Reproduce the complete listing without any deviation.

──────────

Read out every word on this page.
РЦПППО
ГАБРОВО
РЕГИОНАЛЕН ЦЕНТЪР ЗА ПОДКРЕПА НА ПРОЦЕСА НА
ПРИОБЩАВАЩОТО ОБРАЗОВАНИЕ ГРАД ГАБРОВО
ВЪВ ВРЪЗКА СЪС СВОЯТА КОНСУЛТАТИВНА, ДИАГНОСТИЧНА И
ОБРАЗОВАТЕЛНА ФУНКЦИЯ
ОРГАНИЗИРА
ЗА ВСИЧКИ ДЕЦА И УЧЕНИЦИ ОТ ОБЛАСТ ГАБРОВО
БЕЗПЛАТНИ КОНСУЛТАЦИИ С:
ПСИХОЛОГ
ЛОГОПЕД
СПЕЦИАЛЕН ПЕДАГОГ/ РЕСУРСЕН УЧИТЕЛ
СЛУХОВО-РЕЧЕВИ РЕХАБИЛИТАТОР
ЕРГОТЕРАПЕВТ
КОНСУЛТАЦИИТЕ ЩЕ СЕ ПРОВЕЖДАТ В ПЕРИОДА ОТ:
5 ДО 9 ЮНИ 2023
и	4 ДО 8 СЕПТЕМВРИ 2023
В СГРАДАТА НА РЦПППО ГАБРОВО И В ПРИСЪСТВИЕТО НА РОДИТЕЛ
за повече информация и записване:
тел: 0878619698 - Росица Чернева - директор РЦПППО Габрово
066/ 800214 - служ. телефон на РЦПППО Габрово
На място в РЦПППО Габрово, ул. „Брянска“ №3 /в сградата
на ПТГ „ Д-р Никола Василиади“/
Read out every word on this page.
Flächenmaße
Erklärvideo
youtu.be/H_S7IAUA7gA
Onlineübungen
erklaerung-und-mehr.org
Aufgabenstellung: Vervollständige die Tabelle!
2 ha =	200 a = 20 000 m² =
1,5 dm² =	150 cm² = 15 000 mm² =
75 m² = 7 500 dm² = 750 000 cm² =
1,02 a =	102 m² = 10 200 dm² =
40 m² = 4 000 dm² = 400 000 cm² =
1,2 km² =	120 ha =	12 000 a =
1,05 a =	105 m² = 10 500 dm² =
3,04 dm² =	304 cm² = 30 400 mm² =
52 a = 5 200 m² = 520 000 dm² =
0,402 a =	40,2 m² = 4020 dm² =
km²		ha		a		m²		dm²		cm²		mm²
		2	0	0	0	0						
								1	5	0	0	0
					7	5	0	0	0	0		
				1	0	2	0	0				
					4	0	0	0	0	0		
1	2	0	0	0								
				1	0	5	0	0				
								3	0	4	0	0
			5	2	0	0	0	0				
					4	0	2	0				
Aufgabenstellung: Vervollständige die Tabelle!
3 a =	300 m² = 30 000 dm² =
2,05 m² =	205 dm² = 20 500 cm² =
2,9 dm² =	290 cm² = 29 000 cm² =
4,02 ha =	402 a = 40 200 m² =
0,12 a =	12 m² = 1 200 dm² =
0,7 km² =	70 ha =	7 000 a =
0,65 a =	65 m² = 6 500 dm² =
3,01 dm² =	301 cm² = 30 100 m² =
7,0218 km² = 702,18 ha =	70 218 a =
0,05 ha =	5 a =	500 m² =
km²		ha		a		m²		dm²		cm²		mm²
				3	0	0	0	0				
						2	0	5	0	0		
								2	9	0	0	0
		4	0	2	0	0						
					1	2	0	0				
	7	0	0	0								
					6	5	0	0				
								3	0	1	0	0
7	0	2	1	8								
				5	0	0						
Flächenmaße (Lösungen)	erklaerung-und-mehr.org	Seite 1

──────────

▸ **THE REPLY**:
Read out every word on this page.
РЦПППО
ГАБРОВО
РЕГИОНАЛЕН ЦЕНТЪР ЗА ПОДКРЕПА НА ПРОЦЕСА НА
ПРИОБЩАВАЩОТО ОБРАЗОВАНИЕ ГРАД ГАБРОВО
ВЪВ ВРЪЗКА СЪС СВОЯТА КОНСУЛТАТИВНА, ДИАГНОСТИЧНА И
ОБРАЗОВАТЕЛНА ФУНКЦИЯ
ОРГАНИЗИРА
ЗА ВСИЧКИ ДЕЦА И УЧЕНИЦИ ОТ ОБЛАСТ ГАБРОВО
БЕЗПЛАТНИ КОНСУЛТАЦИИ С:
ПСИХОЛОГ
ЛОГОПЕД
СПЕЦИАЛЕН ПЕДАГОГ/ РЕСУРСЕН УЧИТЕЛ
СЛУХОВО-РЕЧЕВИ РЕХАБИЛИТАТОР
ЕРГОТЕРАПЕВТ
КОНСУЛТАЦИИТЕ ЩЕ СЕ ПРОВЕЖДАТ В ПЕРИОДА ОТ:
5 ДО 9 ЮНИ 2023
и	4 ДО 8 СЕПТЕМВРИ 2023
В СГРАДАТА НА РЦПППО ГАБРОВО И В ПРИСЪСТВИЕТО НА РОДИТЕЛ
за повече информация и записване:
тел: 0878619698 - Росица Чернева - директор РЦПППО Габрово
066/ 800214 - служ. телефон на РЦПППО Габрово
На място в РЦПППО Габрово, ул. „Брянска“ №3 /в сградата
на ПТГ „ Д-р Никола Василиади“/
Read out every word on this page.
Flächenmaße
Erklärvideo
youtu.be/H_S7IAUA7gA
Onlineübungen
erklaerung-und-mehr.org
Aufgabenstellung: Vervollständige die Tabelle!
2 ha =	200 a = 20 000 m² =
1,5 dm² =	150 cm² = 15 000 mm² =
75 m² = 7 500 dm² = 750 000 cm² =
1,02 a =	102 m² = 10 200 dm² =
40 m² = 4 000 dm² = 400 000 cm² =
1,2 km² =	120 ha =	12 000 a =
1,05 a =	105 m² = 10 500 dm² =
3,04 dm² =	304 cm² = 30 400 mm² =
52 a = 5 200 m² = 520 000 dm² =
0,402 a =	40,2 m² = 4020 dm² =
km²		ha		a		m²		dm²		cm²		mm²
		2	0	0	0	0						
								1	5	0	0	0
					7	5	0	0	0	0		
				1	0	2	0	0				
					4	0	0	0	0	0		
1	2	0	0	0								
				1	0	5	0	0				
								3	0	4	0	0
			5	2	0	0	0	0				
					4	0	2	0				
Aufgabenstellung: Vervollständige die Tabelle!
3 a =	300 m² = 30 000 dm² =
2,05 m² =	205 dm² = 20 500 cm² =
2,9 dm² =	290 cm² = 29 000 cm² =
4,02 ha =	402 a = 40 200 m² =
0,12 a =	12 m² = 1 200 dm² =
0,7 km² =	70 ha =	7 000 a =
0,65 a =	65 m² = 6 500 dm² =
3,01 dm² =	301 cm² = 30 100 m² =
7,0218 km² = 702,18 ha =	70 218 a =
0,05 ha =	5 a =	500 m² =
km²		ha		a		m²		dm²		cm²		mm²
				3	0	0	0	0				
						2	0	5	0	0		
								2	9	0	0	0
		4	0	2	0	0						
					1	2	0	0				
	7	0	0	0								
					6	5	0	0				
								3	0	1	0	0
7	0	2	1	8								
				5	0	0						
Flächenmaße (Lösungen)	erklaerung-und-mehr.org	Seite 1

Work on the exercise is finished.